(Data tied to figure images)
......

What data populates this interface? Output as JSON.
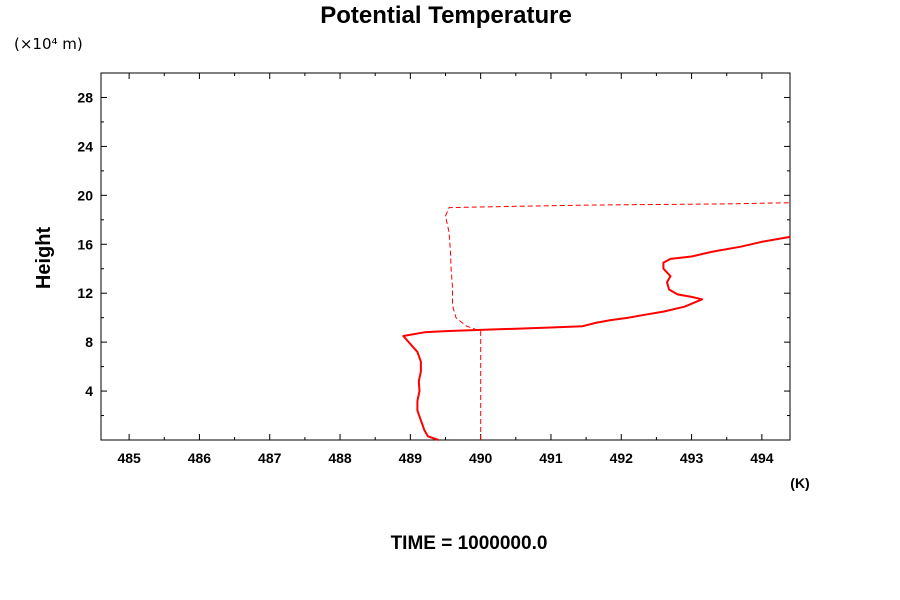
{
  "chart_data": {
    "type": "line",
    "title": "Potential Temperature",
    "ylabel": "Height",
    "y_unit": "(×10⁴ m)",
    "x_unit": "(K)",
    "footer": "TIME = 1000000.0",
    "xlim": [
      484.6,
      494.4
    ],
    "ylim": [
      0,
      30
    ],
    "x_ticks": [
      485,
      486,
      487,
      488,
      489,
      490,
      491,
      492,
      493,
      494
    ],
    "y_ticks": [
      4,
      8,
      12,
      16,
      20,
      24,
      28
    ],
    "grid": false,
    "series": [
      {
        "style": "solid",
        "color": "#ff0000",
        "points": [
          [
            489.4,
            0.0
          ],
          [
            489.25,
            0.3
          ],
          [
            489.2,
            0.8
          ],
          [
            489.15,
            1.6
          ],
          [
            489.1,
            2.4
          ],
          [
            489.1,
            3.2
          ],
          [
            489.13,
            4.0
          ],
          [
            489.12,
            4.8
          ],
          [
            489.15,
            5.6
          ],
          [
            489.15,
            6.4
          ],
          [
            489.1,
            7.2
          ],
          [
            488.9,
            8.5
          ],
          [
            489.2,
            8.8
          ],
          [
            489.5,
            8.9
          ],
          [
            490.0,
            9.0
          ],
          [
            490.5,
            9.1
          ],
          [
            491.0,
            9.2
          ],
          [
            491.45,
            9.3
          ],
          [
            491.65,
            9.6
          ],
          [
            491.85,
            9.8
          ],
          [
            492.1,
            10.0
          ],
          [
            492.3,
            10.2
          ],
          [
            492.6,
            10.5
          ],
          [
            492.9,
            10.9
          ],
          [
            493.15,
            11.5
          ],
          [
            493.0,
            11.7
          ],
          [
            492.8,
            11.9
          ],
          [
            492.68,
            12.3
          ],
          [
            492.65,
            12.9
          ],
          [
            492.7,
            13.4
          ],
          [
            492.6,
            14.0
          ],
          [
            492.6,
            14.5
          ],
          [
            492.7,
            14.8
          ],
          [
            493.0,
            15.0
          ],
          [
            493.3,
            15.4
          ],
          [
            493.7,
            15.8
          ],
          [
            494.0,
            16.2
          ],
          [
            494.4,
            16.6
          ]
        ]
      },
      {
        "style": "dashed",
        "color": "#ff0000",
        "points": [
          [
            490.0,
            0.0
          ],
          [
            490.0,
            8.9
          ],
          [
            489.8,
            9.3
          ],
          [
            489.65,
            10.0
          ],
          [
            489.6,
            11.0
          ],
          [
            489.6,
            12.5
          ],
          [
            489.58,
            14.0
          ],
          [
            489.57,
            15.5
          ],
          [
            489.55,
            17.0
          ],
          [
            489.5,
            18.3
          ],
          [
            489.55,
            19.0
          ],
          [
            490.5,
            19.1
          ],
          [
            491.5,
            19.2
          ],
          [
            492.5,
            19.25
          ],
          [
            493.5,
            19.3
          ],
          [
            494.4,
            19.4
          ]
        ]
      }
    ]
  }
}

......

> **GIVEN EXERCISE**
Write out the full set of lines verbatim, without the pictures.

> **REPLY TO THE EXERCISE**
What data populates this interface? Output as JSON.
{
  "chart_data": {
    "type": "line",
    "title": "Potential Temperature",
    "ylabel": "Height",
    "y_unit": "(×10⁴ m)",
    "x_unit": "(K)",
    "footer": "TIME = 1000000.0",
    "xlim": [
      484.6,
      494.4
    ],
    "ylim": [
      0,
      30
    ],
    "x_ticks": [
      485,
      486,
      487,
      488,
      489,
      490,
      491,
      492,
      493,
      494
    ],
    "y_ticks": [
      4,
      8,
      12,
      16,
      20,
      24,
      28
    ],
    "grid": false,
    "series": [
      {
        "style": "solid",
        "color": "#ff0000",
        "points": [
          [
            489.4,
            0.0
          ],
          [
            489.25,
            0.3
          ],
          [
            489.2,
            0.8
          ],
          [
            489.15,
            1.6
          ],
          [
            489.1,
            2.4
          ],
          [
            489.1,
            3.2
          ],
          [
            489.13,
            4.0
          ],
          [
            489.12,
            4.8
          ],
          [
            489.15,
            5.6
          ],
          [
            489.15,
            6.4
          ],
          [
            489.1,
            7.2
          ],
          [
            488.9,
            8.5
          ],
          [
            489.2,
            8.8
          ],
          [
            489.5,
            8.9
          ],
          [
            490.0,
            9.0
          ],
          [
            490.5,
            9.1
          ],
          [
            491.0,
            9.2
          ],
          [
            491.45,
            9.3
          ],
          [
            491.65,
            9.6
          ],
          [
            491.85,
            9.8
          ],
          [
            492.1,
            10.0
          ],
          [
            492.3,
            10.2
          ],
          [
            492.6,
            10.5
          ],
          [
            492.9,
            10.9
          ],
          [
            493.15,
            11.5
          ],
          [
            493.0,
            11.7
          ],
          [
            492.8,
            11.9
          ],
          [
            492.68,
            12.3
          ],
          [
            492.65,
            12.9
          ],
          [
            492.7,
            13.4
          ],
          [
            492.6,
            14.0
          ],
          [
            492.6,
            14.5
          ],
          [
            492.7,
            14.8
          ],
          [
            493.0,
            15.0
          ],
          [
            493.3,
            15.4
          ],
          [
            493.7,
            15.8
          ],
          [
            494.0,
            16.2
          ],
          [
            494.4,
            16.6
          ]
        ]
      },
      {
        "style": "dashed",
        "color": "#ff0000",
        "points": [
          [
            490.0,
            0.0
          ],
          [
            490.0,
            8.9
          ],
          [
            489.8,
            9.3
          ],
          [
            489.65,
            10.0
          ],
          [
            489.6,
            11.0
          ],
          [
            489.6,
            12.5
          ],
          [
            489.58,
            14.0
          ],
          [
            489.57,
            15.5
          ],
          [
            489.55,
            17.0
          ],
          [
            489.5,
            18.3
          ],
          [
            489.55,
            19.0
          ],
          [
            490.5,
            19.1
          ],
          [
            491.5,
            19.2
          ],
          [
            492.5,
            19.25
          ],
          [
            493.5,
            19.3
          ],
          [
            494.4,
            19.4
          ]
        ]
      }
    ]
  }
}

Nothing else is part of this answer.